Copy out all lines that hold "BITFINEX".

## Begin Supplied material

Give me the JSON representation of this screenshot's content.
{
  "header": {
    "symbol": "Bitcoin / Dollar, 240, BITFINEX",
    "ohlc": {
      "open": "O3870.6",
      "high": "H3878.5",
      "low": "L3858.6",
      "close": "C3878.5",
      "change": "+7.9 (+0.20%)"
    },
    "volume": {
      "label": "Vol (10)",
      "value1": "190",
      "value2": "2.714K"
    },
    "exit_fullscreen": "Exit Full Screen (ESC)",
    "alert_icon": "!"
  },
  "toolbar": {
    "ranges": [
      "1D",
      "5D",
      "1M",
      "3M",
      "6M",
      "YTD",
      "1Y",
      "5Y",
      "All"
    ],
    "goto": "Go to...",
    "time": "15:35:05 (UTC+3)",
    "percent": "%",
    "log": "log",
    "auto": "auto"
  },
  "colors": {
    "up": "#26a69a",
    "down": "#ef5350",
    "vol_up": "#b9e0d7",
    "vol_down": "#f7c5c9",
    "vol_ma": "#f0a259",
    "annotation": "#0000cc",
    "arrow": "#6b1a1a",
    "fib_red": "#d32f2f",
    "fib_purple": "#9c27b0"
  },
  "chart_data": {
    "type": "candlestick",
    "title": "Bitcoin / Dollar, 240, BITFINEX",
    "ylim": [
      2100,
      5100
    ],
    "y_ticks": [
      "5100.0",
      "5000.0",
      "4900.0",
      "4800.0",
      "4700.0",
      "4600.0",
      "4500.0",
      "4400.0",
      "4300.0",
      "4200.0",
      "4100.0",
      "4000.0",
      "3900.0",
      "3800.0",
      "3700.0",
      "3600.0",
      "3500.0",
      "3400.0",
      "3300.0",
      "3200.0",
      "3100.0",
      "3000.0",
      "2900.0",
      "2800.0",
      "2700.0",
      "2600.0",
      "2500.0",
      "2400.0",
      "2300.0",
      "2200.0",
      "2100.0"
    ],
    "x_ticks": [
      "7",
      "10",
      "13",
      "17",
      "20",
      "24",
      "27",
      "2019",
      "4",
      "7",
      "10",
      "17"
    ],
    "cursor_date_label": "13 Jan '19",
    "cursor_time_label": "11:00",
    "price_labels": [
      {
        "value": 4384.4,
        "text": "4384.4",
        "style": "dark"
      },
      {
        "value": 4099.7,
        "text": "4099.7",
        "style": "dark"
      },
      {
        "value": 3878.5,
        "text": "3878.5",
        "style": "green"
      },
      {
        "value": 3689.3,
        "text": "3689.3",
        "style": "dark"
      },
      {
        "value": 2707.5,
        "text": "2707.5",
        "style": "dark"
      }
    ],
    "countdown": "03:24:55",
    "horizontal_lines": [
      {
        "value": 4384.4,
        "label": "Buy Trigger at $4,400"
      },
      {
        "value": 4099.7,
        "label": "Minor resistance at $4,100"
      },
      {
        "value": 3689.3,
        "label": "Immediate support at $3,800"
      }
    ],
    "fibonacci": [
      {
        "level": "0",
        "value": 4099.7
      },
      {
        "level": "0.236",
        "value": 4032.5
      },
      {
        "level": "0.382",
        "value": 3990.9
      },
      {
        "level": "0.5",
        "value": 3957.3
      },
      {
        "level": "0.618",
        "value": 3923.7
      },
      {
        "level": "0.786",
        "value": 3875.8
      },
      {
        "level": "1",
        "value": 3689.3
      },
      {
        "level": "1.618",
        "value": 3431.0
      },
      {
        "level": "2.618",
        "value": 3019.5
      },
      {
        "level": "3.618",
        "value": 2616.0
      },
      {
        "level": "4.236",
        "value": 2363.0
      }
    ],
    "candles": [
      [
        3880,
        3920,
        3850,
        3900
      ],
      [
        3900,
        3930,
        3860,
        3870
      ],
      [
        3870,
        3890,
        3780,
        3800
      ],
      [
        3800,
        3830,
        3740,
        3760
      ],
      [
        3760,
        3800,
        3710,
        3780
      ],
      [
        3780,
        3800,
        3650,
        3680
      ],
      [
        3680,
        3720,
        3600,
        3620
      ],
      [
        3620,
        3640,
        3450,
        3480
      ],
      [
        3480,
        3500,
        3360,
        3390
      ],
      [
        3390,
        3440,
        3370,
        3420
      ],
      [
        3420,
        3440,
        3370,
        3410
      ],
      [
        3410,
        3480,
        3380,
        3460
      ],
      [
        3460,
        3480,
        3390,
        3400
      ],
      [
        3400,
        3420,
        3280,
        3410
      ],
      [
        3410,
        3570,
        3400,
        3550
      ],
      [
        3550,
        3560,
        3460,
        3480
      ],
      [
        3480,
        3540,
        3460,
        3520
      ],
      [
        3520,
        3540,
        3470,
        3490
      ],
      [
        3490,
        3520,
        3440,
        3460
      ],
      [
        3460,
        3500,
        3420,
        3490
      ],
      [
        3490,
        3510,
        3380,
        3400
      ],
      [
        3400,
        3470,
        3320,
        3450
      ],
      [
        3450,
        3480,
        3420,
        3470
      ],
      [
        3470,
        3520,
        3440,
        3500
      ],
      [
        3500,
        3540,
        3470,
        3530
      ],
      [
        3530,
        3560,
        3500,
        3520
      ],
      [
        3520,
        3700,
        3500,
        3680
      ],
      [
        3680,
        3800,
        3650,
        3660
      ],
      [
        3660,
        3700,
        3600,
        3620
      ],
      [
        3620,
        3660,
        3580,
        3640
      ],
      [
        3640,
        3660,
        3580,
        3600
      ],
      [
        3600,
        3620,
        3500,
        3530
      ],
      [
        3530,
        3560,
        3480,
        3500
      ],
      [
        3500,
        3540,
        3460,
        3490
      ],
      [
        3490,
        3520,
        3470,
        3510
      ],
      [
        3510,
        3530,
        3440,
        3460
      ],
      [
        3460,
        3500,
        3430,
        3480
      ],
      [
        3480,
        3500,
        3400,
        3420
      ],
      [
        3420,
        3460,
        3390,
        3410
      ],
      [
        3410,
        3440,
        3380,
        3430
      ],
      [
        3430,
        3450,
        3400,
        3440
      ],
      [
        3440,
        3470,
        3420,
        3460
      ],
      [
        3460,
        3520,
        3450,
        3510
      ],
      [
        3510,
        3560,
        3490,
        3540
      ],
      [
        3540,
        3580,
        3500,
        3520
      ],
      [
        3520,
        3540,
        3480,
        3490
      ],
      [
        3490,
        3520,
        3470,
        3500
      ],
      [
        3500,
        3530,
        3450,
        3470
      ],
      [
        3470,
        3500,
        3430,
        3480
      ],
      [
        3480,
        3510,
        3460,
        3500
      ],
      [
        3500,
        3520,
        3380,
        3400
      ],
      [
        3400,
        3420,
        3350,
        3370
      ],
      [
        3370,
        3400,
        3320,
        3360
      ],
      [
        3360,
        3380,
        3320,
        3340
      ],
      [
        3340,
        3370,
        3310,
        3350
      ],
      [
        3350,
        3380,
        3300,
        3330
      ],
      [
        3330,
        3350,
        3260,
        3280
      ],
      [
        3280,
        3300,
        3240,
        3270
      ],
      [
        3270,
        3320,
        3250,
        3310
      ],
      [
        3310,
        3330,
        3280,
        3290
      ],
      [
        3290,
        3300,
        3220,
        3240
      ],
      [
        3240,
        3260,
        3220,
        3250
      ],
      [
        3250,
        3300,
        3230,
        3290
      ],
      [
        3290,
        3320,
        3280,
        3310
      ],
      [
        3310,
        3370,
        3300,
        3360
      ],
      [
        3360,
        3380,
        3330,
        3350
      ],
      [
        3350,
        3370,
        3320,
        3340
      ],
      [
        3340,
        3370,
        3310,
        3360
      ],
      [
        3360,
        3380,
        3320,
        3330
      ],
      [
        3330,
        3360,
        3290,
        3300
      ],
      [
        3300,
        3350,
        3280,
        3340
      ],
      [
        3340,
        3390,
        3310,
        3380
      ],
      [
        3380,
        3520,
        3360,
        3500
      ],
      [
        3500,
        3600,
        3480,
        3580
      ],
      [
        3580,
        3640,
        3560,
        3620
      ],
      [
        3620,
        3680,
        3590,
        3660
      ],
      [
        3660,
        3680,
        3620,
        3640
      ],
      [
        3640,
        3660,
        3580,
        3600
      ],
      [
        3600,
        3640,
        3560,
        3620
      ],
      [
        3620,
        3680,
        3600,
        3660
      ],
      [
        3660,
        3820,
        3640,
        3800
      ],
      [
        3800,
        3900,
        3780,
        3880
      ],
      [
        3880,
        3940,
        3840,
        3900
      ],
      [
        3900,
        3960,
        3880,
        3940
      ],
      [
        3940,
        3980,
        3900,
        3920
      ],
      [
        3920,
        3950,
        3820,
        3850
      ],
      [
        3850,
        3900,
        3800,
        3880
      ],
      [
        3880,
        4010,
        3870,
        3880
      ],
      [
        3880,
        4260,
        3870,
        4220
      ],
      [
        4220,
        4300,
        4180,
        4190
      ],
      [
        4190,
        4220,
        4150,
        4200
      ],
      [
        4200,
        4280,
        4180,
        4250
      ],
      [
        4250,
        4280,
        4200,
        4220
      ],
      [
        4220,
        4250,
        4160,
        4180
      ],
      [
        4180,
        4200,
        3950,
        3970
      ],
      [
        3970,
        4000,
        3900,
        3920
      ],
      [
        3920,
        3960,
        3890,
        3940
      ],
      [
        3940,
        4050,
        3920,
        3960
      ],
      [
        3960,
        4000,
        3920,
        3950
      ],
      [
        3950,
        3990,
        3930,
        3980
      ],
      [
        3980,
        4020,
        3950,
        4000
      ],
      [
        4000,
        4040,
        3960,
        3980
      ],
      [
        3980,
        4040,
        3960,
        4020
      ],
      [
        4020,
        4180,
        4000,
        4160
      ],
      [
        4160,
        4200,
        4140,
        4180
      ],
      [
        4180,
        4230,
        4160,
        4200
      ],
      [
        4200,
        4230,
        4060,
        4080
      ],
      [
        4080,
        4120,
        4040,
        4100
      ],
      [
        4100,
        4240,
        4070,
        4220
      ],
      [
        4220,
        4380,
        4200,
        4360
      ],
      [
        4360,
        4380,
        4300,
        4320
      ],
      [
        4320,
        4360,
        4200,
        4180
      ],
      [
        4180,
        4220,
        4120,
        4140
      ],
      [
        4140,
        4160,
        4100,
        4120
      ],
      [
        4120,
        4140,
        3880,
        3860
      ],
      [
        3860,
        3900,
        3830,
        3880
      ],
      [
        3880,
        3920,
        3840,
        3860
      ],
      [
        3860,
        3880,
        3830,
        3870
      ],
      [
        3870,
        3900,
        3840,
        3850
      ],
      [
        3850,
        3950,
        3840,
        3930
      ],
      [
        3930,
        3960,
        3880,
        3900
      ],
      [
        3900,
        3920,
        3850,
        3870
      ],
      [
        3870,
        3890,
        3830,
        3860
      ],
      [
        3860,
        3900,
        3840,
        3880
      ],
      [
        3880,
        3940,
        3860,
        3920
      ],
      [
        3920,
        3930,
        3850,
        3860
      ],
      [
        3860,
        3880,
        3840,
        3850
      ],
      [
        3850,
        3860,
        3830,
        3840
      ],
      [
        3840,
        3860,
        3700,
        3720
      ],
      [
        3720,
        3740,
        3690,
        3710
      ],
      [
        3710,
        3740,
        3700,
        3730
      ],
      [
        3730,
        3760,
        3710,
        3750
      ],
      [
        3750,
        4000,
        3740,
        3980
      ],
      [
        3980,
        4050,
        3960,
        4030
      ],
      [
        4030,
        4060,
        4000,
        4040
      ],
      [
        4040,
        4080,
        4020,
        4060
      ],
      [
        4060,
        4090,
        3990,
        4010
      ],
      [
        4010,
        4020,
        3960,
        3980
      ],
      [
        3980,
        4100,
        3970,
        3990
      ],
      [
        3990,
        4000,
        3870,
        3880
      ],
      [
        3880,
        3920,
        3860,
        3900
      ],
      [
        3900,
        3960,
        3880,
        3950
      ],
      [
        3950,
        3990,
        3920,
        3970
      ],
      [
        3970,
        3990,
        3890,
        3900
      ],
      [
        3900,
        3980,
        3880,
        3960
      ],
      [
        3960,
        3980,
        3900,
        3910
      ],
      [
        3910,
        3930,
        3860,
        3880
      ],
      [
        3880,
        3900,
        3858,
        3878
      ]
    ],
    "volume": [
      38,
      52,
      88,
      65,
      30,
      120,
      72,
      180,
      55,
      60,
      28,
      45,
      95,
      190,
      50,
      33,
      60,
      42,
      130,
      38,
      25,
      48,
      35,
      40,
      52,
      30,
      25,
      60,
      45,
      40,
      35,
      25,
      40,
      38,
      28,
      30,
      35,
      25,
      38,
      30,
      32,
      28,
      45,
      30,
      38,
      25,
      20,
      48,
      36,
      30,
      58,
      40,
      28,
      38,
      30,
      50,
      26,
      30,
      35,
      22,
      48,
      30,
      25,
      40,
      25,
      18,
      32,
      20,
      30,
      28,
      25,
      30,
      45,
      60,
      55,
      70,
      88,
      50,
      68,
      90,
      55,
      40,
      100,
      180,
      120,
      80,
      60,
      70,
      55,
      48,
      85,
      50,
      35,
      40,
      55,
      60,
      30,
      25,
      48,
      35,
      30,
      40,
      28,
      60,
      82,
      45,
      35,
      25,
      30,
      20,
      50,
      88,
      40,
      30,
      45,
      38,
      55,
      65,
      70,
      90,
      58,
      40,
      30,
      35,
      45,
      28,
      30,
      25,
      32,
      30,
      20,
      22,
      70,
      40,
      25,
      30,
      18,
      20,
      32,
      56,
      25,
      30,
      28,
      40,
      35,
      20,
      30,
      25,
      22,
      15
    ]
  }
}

## End Supplied material

Full response:
    "symbol": "Bitcoin / Dollar, 240, BITFINEX",
    "title": "Bitcoin / Dollar, 240, BITFINEX",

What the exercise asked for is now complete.